Given data>
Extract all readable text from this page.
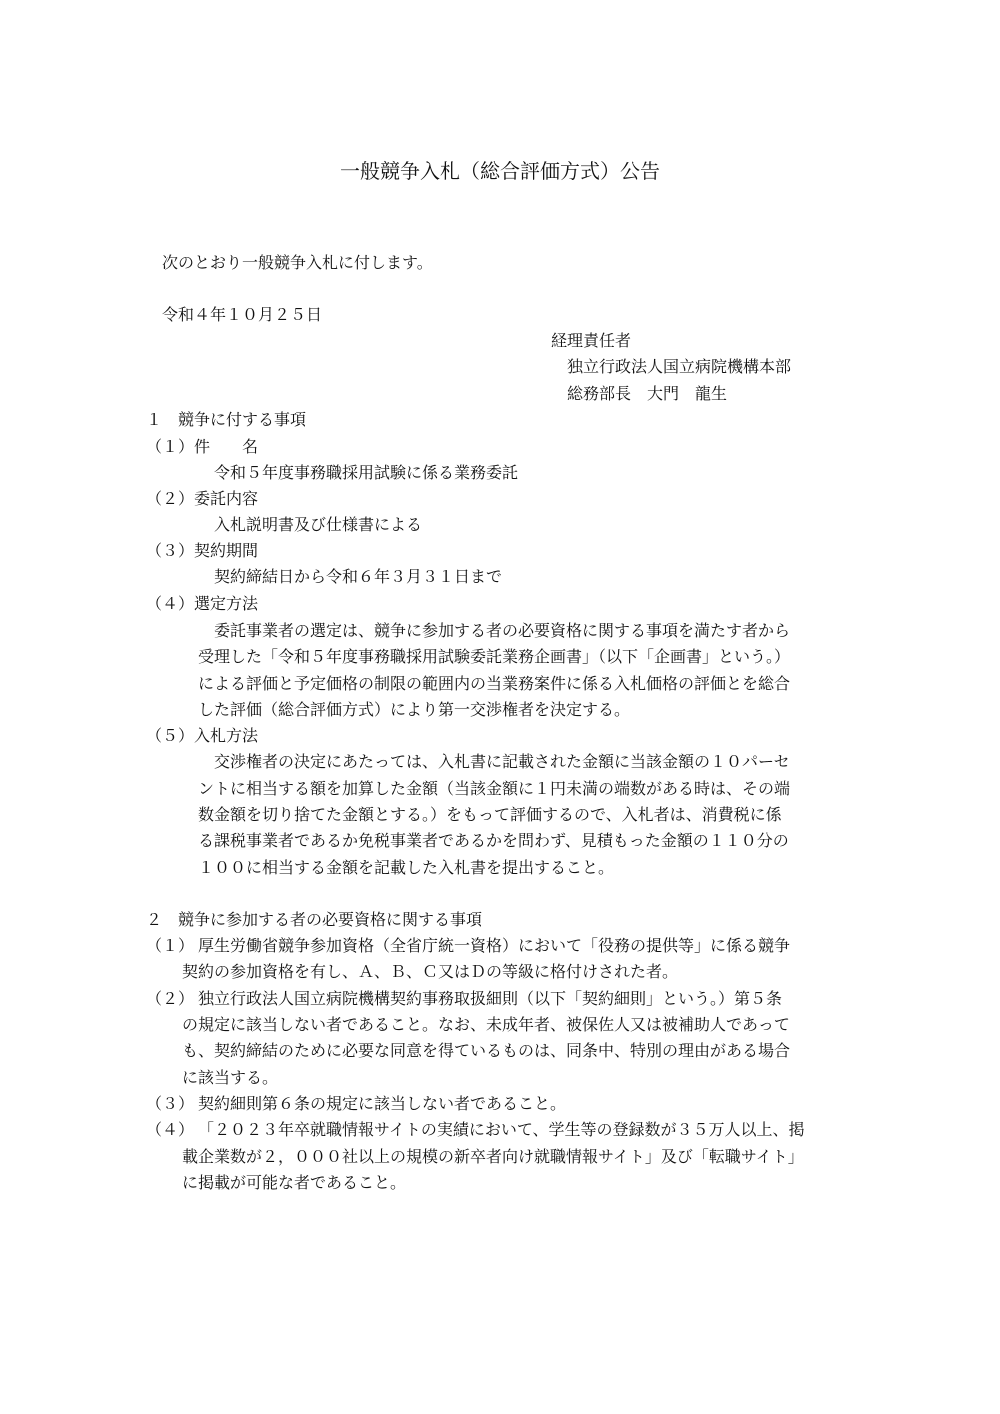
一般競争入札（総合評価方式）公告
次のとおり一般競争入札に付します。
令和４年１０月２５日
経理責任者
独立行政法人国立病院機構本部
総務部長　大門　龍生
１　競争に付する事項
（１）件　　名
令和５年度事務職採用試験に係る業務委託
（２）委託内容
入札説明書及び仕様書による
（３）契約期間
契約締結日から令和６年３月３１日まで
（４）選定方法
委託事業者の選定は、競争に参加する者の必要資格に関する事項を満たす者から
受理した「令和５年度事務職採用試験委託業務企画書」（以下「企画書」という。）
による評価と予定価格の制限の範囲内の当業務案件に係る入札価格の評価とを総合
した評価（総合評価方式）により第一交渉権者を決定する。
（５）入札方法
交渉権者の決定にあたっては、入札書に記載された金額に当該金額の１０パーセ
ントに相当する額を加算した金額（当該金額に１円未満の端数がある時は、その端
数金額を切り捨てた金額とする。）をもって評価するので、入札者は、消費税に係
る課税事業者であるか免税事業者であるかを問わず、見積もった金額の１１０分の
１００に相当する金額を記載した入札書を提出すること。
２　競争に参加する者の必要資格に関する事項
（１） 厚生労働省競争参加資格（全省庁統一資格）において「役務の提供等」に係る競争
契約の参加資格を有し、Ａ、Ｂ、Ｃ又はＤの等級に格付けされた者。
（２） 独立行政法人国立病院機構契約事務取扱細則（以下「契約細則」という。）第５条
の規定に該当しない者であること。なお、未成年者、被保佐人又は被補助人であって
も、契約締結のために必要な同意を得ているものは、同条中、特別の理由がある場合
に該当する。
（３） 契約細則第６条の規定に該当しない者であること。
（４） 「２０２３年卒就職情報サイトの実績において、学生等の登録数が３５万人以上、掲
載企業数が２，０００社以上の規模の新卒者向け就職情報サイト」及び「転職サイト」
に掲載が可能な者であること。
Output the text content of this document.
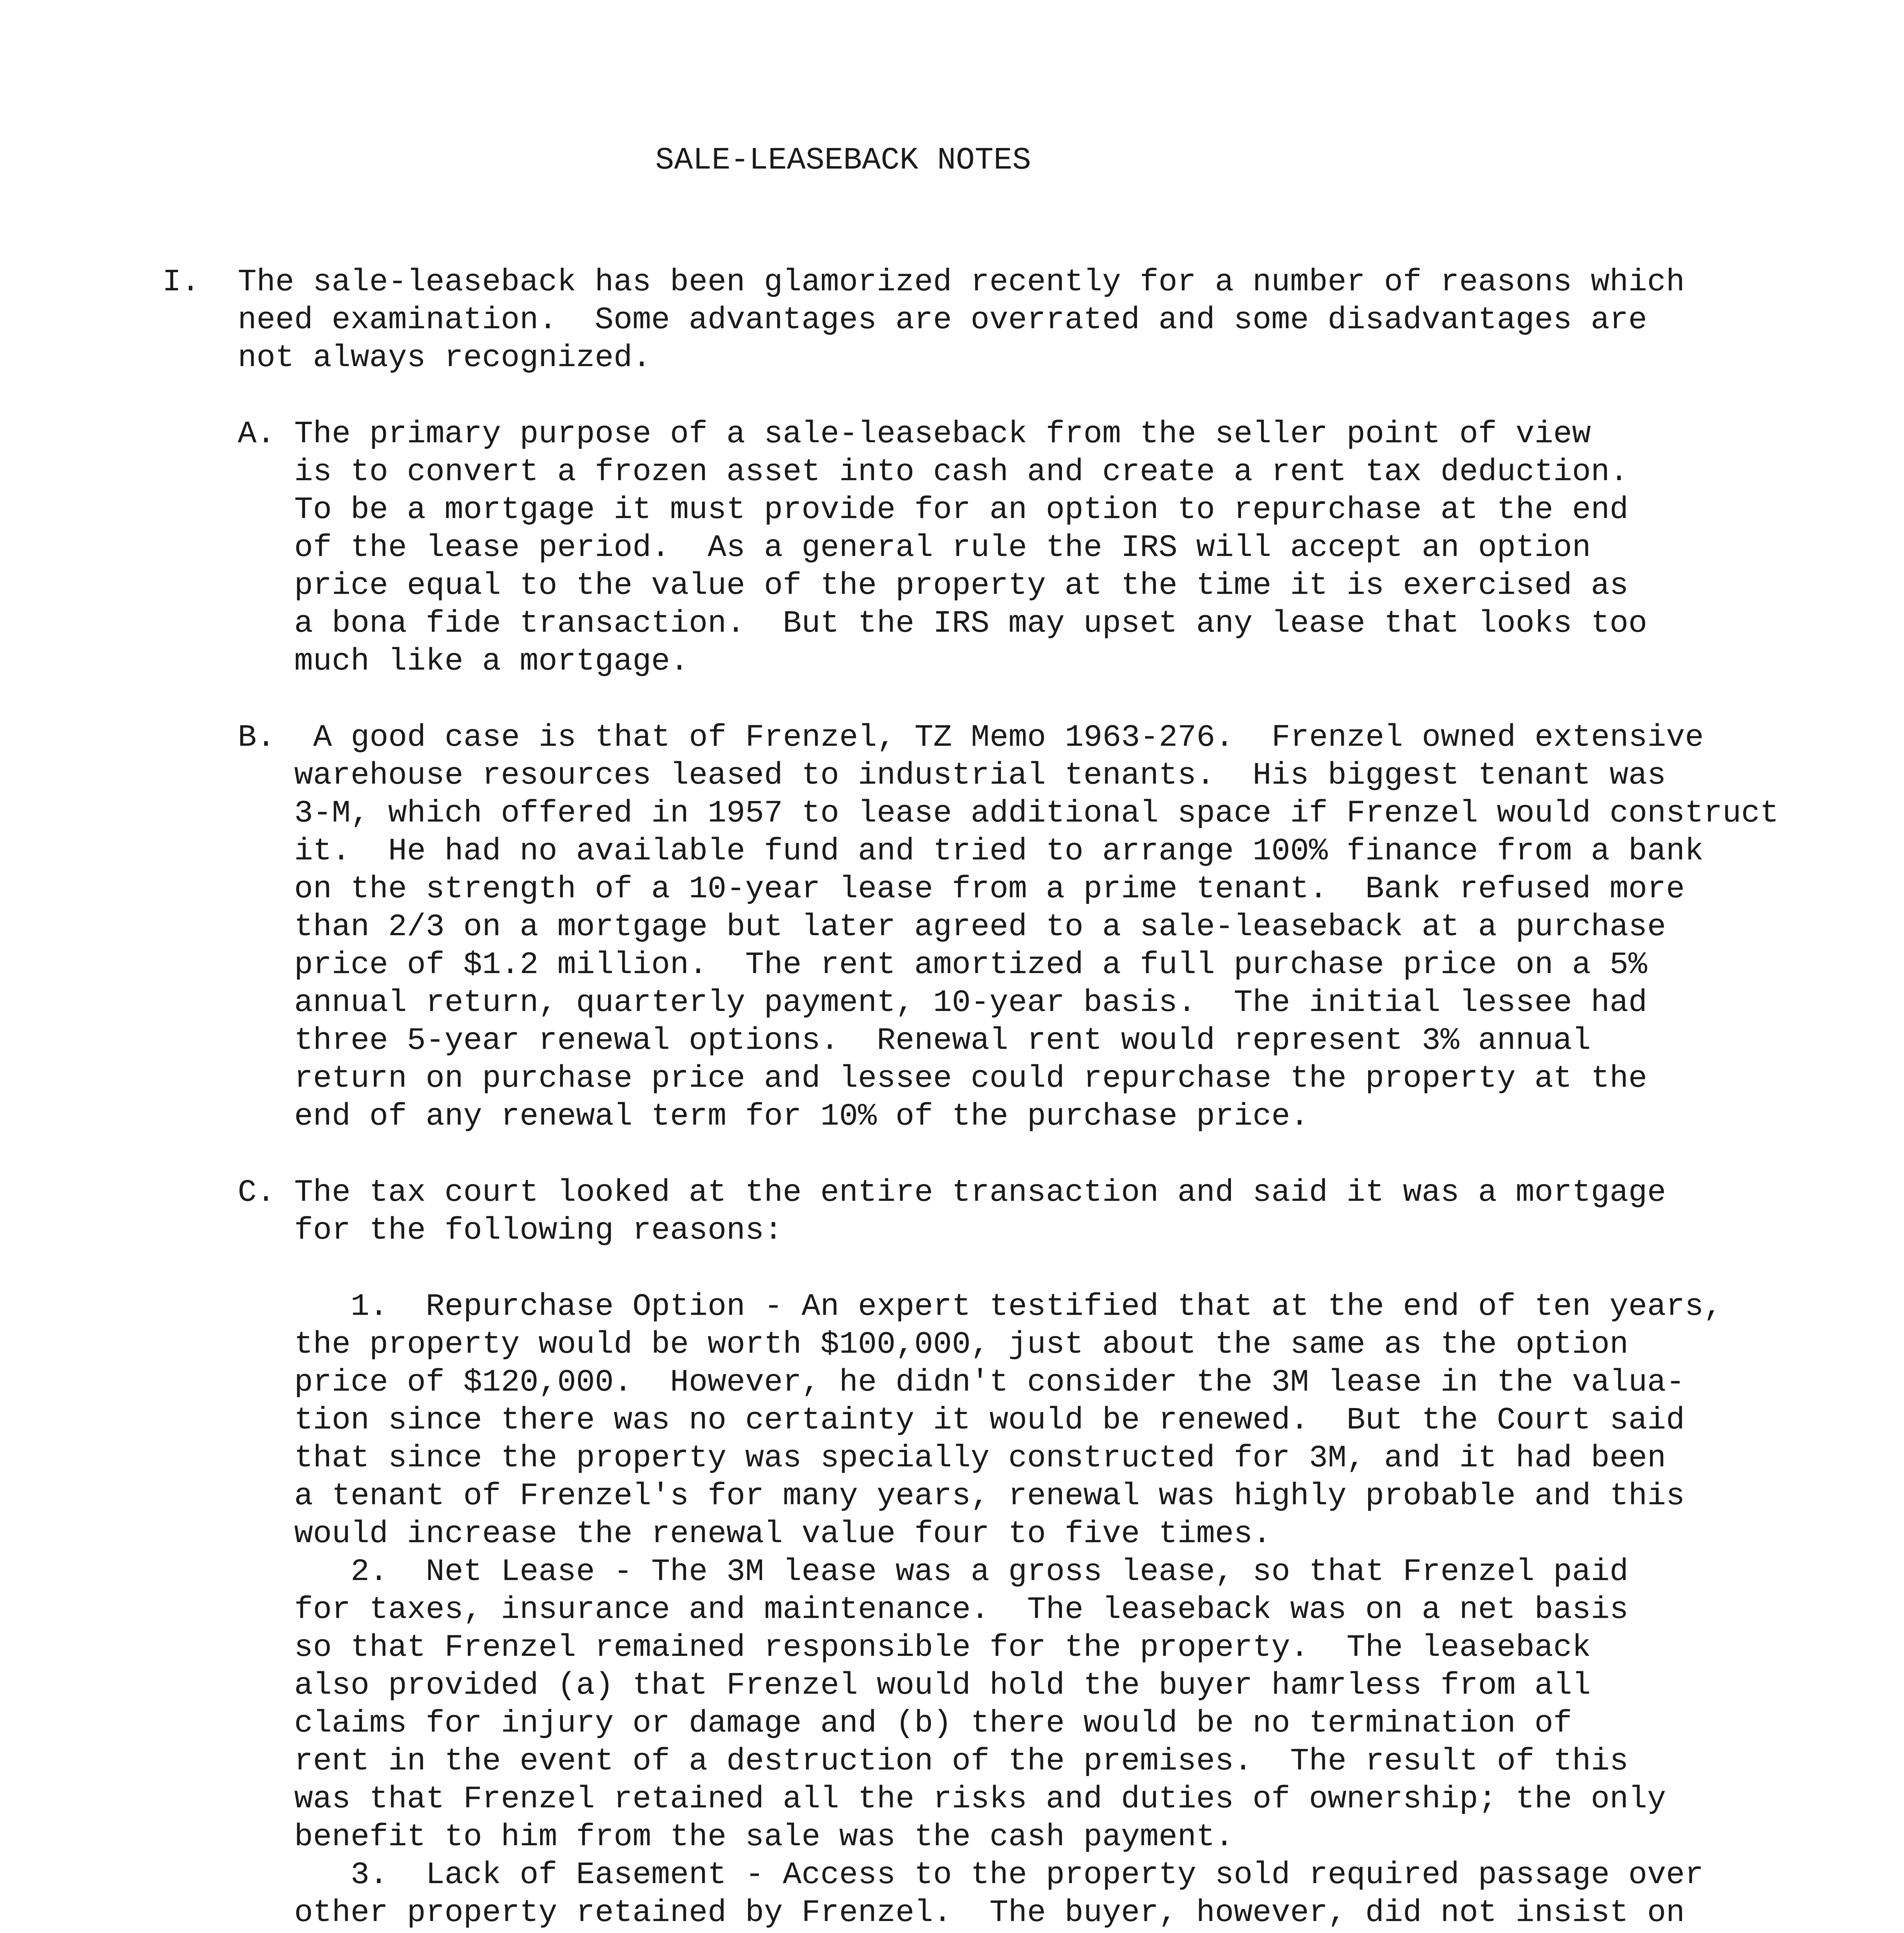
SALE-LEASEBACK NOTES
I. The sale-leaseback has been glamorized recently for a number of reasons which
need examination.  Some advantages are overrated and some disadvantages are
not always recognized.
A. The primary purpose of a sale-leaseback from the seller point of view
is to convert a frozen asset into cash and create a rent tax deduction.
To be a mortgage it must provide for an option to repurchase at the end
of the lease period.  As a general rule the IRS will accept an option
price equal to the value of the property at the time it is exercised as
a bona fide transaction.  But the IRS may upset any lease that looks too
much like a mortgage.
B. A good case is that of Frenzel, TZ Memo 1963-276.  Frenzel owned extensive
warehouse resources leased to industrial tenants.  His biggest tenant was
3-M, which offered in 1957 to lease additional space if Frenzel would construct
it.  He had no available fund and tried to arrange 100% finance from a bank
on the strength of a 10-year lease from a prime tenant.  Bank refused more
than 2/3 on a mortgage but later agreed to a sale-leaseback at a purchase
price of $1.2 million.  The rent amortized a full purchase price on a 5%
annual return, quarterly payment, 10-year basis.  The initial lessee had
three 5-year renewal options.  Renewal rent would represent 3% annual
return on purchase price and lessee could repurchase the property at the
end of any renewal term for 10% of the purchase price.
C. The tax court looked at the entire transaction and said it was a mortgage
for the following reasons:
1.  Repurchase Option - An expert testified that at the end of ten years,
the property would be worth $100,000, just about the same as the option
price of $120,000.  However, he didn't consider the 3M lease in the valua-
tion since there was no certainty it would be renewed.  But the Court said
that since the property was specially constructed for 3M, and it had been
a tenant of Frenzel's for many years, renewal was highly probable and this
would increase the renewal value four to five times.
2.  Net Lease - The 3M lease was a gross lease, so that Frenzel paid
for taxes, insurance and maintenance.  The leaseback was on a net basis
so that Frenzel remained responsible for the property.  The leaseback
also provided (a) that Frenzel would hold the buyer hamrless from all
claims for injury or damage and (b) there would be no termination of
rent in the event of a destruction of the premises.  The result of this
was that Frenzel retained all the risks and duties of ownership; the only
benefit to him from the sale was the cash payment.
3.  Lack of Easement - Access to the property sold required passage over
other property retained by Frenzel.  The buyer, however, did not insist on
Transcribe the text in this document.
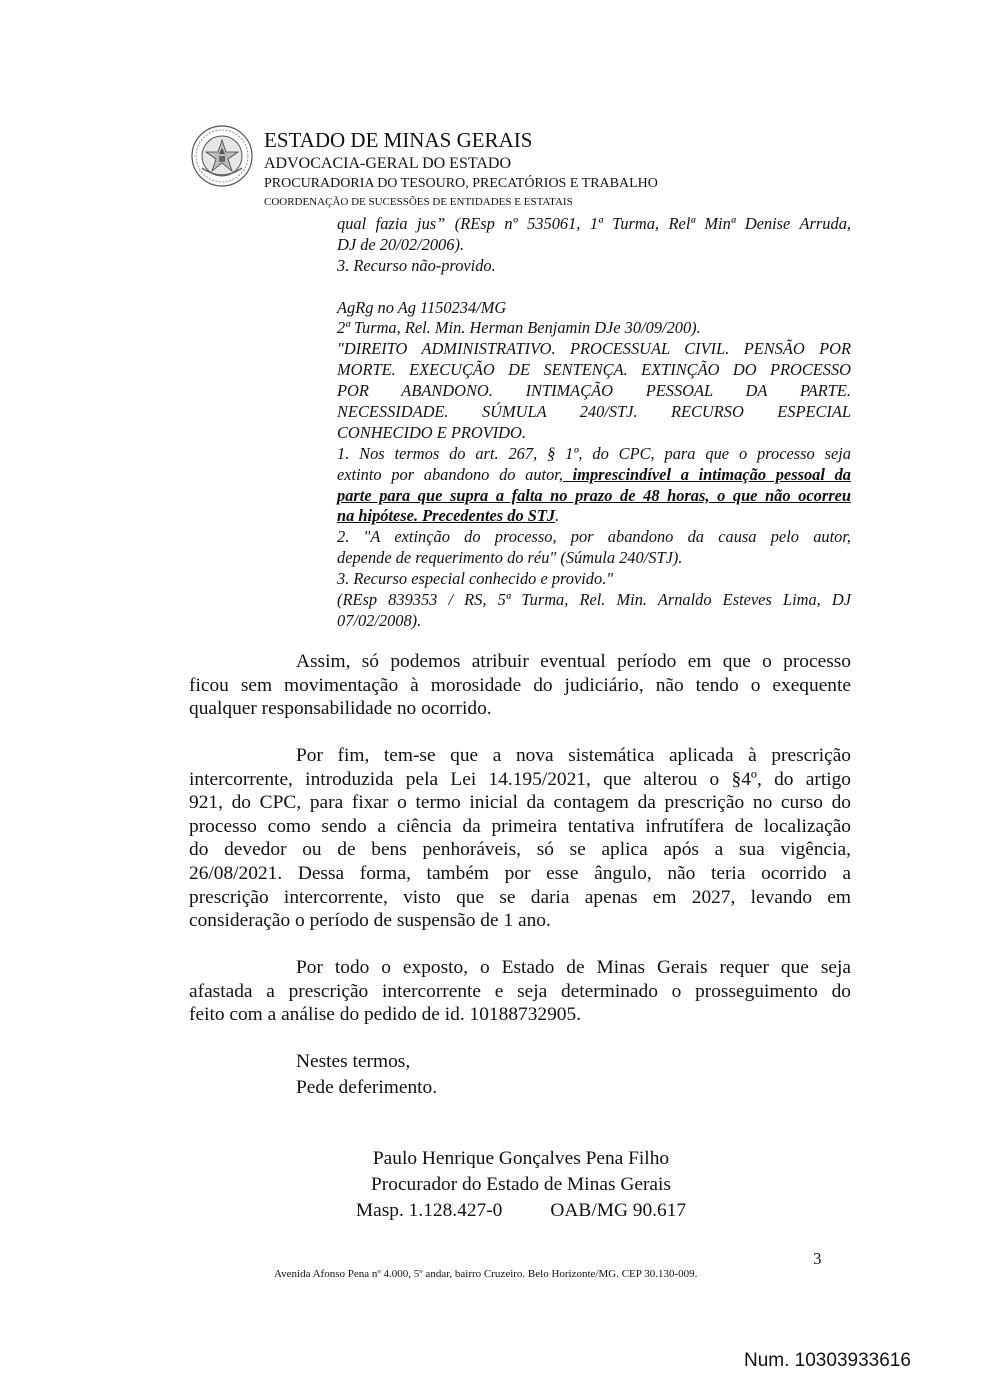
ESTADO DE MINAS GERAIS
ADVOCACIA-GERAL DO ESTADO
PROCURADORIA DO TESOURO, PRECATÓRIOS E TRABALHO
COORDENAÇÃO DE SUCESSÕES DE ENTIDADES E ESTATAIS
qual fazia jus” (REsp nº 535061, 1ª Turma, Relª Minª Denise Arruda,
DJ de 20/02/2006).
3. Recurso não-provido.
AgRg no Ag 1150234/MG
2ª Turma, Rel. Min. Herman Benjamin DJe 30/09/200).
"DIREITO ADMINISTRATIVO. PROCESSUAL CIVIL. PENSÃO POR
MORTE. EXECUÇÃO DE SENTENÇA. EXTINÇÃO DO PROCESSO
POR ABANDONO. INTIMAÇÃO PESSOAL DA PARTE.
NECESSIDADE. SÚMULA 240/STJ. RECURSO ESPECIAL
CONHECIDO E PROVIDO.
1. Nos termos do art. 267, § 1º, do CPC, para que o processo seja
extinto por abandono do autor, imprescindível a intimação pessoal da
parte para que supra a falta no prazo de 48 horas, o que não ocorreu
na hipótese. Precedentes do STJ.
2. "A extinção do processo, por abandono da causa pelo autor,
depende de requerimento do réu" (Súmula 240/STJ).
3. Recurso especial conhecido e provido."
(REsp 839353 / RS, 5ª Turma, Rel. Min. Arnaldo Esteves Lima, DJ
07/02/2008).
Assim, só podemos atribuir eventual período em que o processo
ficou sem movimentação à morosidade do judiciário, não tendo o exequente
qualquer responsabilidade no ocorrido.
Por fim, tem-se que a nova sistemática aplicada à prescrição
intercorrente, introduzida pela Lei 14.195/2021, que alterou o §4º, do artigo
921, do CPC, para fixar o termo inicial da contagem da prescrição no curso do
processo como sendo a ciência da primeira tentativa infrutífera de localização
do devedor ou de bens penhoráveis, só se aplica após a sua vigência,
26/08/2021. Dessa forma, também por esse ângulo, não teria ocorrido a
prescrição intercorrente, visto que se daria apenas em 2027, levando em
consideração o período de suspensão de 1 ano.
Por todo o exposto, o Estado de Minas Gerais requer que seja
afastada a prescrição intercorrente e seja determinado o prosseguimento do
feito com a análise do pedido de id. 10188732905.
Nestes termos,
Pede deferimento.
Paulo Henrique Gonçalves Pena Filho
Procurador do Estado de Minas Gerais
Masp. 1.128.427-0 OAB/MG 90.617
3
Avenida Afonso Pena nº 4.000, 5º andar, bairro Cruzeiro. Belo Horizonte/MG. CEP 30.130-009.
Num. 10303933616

Set task> Copy every line of the entries above in which "intercorrente" occurs.

Answer>
intercorrente, introduzida pela Lei 14.195/2021, que alterou o §4º, do artigo
prescrição intercorrente, visto que se daria apenas em 2027, levando em
afastada a prescrição intercorrente e seja determinado o prosseguimento do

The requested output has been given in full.